**Given exercise:** Search the material below for the word "SRMTID". Copy every line that has it.

Figure collection entries:
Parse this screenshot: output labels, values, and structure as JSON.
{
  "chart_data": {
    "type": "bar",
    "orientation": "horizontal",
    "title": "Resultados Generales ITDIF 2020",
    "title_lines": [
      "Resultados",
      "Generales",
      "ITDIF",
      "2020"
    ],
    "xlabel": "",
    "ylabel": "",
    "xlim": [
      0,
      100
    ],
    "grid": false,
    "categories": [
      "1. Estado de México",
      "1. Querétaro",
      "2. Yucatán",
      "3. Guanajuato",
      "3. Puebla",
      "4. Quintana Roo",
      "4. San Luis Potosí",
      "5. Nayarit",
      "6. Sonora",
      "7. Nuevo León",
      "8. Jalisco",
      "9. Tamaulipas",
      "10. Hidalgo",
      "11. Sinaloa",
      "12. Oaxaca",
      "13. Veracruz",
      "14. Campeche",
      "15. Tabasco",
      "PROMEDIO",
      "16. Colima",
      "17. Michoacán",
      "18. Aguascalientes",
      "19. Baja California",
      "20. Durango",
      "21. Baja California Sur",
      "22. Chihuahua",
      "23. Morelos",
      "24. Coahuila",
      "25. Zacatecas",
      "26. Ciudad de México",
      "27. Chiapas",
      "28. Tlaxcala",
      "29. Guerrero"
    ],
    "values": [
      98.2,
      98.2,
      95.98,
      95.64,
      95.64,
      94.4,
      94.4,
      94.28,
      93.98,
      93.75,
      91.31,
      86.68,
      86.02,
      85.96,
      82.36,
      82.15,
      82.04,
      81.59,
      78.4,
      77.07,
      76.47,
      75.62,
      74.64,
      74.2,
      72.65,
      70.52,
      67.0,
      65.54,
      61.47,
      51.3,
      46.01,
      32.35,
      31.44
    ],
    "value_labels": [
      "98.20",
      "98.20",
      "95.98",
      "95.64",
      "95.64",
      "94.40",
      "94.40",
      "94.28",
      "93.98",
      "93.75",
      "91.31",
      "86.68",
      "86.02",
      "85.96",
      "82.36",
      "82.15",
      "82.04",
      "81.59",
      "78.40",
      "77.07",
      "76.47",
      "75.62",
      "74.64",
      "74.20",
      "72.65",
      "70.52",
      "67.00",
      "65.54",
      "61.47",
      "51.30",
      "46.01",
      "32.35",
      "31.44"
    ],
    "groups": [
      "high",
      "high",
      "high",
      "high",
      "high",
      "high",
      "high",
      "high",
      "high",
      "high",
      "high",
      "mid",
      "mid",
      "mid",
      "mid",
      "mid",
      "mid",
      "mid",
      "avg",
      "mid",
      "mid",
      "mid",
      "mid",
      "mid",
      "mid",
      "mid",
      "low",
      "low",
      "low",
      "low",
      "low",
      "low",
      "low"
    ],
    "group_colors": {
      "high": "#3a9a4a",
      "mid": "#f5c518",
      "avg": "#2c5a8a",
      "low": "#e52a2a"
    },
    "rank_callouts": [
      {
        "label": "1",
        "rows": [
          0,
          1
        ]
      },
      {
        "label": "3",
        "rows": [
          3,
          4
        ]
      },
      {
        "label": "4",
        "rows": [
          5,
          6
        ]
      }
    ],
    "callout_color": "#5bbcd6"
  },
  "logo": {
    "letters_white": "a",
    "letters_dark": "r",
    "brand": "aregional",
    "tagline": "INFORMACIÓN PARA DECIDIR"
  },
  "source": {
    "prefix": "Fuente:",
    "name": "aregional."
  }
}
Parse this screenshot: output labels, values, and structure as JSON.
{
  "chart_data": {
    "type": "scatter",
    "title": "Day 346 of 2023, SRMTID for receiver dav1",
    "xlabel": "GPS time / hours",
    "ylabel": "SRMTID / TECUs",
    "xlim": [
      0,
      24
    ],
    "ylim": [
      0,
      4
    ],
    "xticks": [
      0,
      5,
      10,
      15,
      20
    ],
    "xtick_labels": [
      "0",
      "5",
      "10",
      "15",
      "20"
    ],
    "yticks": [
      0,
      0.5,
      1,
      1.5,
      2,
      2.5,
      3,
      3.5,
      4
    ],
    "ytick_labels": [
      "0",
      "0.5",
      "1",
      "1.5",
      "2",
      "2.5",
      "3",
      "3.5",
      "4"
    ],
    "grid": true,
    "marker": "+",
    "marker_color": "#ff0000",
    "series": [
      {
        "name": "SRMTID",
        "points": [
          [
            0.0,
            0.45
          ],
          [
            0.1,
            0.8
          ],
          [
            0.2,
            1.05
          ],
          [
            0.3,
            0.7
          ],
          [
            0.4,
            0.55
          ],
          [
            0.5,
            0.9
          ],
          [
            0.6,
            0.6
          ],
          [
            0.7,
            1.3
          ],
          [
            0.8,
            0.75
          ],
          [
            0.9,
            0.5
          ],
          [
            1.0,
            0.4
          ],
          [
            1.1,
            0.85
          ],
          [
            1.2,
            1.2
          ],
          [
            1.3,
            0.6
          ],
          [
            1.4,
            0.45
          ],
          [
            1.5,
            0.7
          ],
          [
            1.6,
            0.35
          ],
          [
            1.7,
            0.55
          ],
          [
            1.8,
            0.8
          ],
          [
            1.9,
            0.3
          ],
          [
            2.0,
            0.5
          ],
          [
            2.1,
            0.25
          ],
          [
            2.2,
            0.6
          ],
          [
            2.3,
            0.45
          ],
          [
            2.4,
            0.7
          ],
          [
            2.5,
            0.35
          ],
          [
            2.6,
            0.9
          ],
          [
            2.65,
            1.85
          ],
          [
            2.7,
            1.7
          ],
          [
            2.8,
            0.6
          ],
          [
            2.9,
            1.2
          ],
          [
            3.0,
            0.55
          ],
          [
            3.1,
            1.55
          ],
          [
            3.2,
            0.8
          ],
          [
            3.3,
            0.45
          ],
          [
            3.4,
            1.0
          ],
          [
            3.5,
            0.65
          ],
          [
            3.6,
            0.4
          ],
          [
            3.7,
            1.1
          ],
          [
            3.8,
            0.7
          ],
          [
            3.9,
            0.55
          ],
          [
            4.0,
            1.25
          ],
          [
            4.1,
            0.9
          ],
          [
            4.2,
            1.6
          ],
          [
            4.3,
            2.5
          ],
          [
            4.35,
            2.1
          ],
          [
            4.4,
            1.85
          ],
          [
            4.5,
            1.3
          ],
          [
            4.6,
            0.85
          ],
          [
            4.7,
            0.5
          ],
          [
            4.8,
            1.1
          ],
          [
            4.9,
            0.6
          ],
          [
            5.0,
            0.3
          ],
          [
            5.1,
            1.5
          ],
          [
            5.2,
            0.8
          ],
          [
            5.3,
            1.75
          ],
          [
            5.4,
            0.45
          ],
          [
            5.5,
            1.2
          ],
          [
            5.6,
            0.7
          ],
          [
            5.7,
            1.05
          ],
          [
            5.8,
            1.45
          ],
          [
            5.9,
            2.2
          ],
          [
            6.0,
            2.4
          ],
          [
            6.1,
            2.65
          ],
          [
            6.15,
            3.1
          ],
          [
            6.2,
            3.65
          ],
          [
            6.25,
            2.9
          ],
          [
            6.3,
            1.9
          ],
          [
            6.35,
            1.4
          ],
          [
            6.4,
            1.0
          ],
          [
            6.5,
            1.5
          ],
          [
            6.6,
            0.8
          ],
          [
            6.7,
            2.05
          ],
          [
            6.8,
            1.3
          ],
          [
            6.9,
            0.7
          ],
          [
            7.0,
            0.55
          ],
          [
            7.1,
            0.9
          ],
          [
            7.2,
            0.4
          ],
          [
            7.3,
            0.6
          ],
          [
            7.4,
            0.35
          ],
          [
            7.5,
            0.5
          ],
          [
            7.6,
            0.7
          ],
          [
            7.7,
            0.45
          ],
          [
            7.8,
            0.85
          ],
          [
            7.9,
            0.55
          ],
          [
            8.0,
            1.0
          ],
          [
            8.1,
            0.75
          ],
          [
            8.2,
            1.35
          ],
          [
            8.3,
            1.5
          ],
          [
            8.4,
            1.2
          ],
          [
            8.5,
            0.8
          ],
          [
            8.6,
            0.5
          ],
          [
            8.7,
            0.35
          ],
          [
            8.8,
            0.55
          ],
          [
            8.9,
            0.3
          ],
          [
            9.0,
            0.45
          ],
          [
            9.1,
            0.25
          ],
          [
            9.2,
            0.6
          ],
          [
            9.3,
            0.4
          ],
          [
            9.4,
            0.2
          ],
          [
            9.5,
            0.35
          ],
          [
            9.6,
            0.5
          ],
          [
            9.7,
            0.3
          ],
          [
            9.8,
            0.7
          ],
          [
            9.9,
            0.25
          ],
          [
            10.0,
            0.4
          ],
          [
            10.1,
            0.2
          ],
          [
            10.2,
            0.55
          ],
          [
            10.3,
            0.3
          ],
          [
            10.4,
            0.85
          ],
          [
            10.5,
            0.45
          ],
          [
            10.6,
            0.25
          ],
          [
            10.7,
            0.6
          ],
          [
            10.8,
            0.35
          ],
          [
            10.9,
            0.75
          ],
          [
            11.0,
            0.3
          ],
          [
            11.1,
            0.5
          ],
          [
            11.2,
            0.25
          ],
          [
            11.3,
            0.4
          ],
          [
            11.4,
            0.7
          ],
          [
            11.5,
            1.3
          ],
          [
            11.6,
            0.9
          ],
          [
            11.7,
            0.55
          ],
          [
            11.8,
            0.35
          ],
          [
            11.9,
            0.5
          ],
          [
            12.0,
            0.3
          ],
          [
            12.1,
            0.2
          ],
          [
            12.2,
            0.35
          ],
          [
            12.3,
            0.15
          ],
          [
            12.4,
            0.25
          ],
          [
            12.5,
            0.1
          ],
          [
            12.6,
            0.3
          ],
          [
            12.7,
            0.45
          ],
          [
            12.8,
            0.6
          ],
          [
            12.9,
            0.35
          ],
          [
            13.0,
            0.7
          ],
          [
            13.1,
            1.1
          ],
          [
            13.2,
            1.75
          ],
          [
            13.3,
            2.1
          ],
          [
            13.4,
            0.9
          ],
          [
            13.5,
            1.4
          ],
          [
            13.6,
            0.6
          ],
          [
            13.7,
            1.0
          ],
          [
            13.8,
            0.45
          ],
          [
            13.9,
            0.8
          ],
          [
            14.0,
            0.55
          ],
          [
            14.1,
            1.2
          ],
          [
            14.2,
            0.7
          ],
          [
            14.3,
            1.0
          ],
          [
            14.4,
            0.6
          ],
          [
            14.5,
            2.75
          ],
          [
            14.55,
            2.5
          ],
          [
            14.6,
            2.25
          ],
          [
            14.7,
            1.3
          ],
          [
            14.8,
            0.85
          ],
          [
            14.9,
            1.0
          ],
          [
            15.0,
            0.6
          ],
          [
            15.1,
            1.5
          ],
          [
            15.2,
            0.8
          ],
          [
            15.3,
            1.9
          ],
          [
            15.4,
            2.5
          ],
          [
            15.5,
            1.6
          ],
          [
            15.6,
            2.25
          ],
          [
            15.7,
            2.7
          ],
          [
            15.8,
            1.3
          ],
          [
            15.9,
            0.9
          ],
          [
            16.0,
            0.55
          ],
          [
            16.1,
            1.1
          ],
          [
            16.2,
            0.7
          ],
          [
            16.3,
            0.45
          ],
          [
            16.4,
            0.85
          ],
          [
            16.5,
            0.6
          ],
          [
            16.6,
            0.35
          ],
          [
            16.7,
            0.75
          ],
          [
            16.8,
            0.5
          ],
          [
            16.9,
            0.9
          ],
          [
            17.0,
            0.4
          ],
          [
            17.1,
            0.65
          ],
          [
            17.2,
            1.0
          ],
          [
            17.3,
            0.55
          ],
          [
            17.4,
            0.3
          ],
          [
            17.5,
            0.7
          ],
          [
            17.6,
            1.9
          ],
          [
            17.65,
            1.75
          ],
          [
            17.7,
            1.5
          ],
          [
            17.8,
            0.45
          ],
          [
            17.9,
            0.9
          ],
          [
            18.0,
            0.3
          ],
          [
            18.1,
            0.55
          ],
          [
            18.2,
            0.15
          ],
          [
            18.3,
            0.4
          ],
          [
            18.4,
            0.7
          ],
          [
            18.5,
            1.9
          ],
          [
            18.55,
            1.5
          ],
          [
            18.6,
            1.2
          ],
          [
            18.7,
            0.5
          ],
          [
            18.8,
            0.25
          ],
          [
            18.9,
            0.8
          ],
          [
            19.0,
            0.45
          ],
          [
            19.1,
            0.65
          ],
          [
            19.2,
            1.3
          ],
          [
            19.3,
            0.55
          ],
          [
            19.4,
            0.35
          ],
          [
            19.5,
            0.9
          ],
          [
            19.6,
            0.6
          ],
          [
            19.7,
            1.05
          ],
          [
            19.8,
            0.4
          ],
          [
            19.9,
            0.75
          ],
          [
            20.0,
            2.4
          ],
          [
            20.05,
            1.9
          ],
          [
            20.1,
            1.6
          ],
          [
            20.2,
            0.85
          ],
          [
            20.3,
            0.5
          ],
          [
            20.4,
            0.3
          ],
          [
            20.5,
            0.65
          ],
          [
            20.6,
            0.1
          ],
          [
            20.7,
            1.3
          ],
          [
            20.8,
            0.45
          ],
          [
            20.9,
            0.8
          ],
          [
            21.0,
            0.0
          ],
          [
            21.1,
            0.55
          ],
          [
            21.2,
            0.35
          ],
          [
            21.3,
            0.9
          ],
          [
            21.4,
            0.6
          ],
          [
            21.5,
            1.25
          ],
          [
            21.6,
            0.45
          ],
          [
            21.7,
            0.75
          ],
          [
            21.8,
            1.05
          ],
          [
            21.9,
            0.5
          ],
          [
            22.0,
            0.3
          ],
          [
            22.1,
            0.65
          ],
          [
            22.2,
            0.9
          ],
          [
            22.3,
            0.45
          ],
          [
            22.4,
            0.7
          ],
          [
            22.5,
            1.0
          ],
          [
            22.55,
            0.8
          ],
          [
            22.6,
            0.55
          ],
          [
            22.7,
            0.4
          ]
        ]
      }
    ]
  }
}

**Answer:**
    "title": "Day 346 of 2023, SRMTID for receiver dav1",
    "ylabel": "SRMTID / TECUs",
        "name": "SRMTID",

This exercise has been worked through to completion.